=== Source records ===
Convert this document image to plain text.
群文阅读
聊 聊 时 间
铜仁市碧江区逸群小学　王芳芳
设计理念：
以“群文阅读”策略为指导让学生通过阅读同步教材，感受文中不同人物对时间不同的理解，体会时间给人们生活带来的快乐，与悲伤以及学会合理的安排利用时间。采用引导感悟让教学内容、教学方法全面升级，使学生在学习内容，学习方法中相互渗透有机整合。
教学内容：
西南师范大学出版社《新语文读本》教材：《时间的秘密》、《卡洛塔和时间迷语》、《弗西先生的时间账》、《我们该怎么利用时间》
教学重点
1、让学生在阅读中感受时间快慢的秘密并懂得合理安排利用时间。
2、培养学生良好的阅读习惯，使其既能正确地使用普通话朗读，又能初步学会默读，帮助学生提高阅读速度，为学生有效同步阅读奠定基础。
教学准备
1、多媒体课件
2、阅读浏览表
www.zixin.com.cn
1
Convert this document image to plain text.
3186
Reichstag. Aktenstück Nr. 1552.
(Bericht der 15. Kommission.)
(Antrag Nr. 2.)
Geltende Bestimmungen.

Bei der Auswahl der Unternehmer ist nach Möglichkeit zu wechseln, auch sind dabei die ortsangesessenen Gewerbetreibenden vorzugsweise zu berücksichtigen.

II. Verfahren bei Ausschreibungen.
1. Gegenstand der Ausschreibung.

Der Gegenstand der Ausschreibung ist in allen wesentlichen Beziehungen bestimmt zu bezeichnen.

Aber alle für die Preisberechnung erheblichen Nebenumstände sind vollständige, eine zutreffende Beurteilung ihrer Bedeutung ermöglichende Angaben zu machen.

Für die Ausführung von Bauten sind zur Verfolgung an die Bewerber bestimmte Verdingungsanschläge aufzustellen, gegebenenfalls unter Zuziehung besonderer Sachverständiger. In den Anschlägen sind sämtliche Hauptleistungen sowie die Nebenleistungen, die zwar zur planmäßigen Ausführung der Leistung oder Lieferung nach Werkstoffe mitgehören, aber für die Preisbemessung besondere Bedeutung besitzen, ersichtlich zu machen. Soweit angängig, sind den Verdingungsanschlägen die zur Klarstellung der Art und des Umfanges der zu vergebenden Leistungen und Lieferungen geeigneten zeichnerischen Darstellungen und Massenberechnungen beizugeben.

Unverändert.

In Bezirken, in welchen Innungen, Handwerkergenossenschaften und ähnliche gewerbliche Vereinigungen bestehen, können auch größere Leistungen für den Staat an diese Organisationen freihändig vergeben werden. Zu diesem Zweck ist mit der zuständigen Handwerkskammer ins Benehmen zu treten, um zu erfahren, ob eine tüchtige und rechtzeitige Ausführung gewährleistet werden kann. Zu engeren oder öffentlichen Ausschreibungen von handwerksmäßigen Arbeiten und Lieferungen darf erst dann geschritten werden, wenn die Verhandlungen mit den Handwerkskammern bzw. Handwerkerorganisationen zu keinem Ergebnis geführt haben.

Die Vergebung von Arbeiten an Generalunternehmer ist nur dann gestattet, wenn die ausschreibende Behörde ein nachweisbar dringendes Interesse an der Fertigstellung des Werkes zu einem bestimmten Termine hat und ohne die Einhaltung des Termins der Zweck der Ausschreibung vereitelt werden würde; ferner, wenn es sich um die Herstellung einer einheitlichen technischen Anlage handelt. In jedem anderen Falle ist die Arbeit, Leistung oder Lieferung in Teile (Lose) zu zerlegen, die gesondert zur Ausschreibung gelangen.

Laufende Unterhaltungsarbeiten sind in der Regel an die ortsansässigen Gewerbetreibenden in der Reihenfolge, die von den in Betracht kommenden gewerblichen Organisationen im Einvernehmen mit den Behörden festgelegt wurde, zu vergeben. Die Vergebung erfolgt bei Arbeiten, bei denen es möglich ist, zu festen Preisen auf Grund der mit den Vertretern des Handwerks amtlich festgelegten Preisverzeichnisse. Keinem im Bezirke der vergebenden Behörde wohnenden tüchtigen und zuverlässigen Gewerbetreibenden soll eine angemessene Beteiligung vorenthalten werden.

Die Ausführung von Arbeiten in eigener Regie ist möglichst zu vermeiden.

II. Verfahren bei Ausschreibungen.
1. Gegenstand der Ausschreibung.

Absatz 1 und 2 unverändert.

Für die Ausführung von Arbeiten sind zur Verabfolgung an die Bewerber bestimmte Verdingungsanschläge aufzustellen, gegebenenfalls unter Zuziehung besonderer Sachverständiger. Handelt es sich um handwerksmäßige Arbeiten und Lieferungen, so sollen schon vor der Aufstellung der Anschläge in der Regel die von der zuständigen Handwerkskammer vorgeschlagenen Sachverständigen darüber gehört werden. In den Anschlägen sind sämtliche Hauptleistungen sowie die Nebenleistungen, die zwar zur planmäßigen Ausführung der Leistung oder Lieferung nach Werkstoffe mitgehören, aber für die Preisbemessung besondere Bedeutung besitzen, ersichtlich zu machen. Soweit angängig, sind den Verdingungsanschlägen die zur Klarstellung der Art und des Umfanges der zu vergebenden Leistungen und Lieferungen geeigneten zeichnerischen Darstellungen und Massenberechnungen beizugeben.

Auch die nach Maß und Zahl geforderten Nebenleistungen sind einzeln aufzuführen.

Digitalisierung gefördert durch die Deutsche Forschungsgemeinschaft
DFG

=== Problem requirements ===
Determine the number of lines in the listing that contain the string "zeichnerischen". Write that number and nothing else.

=== Answer to the task ===
2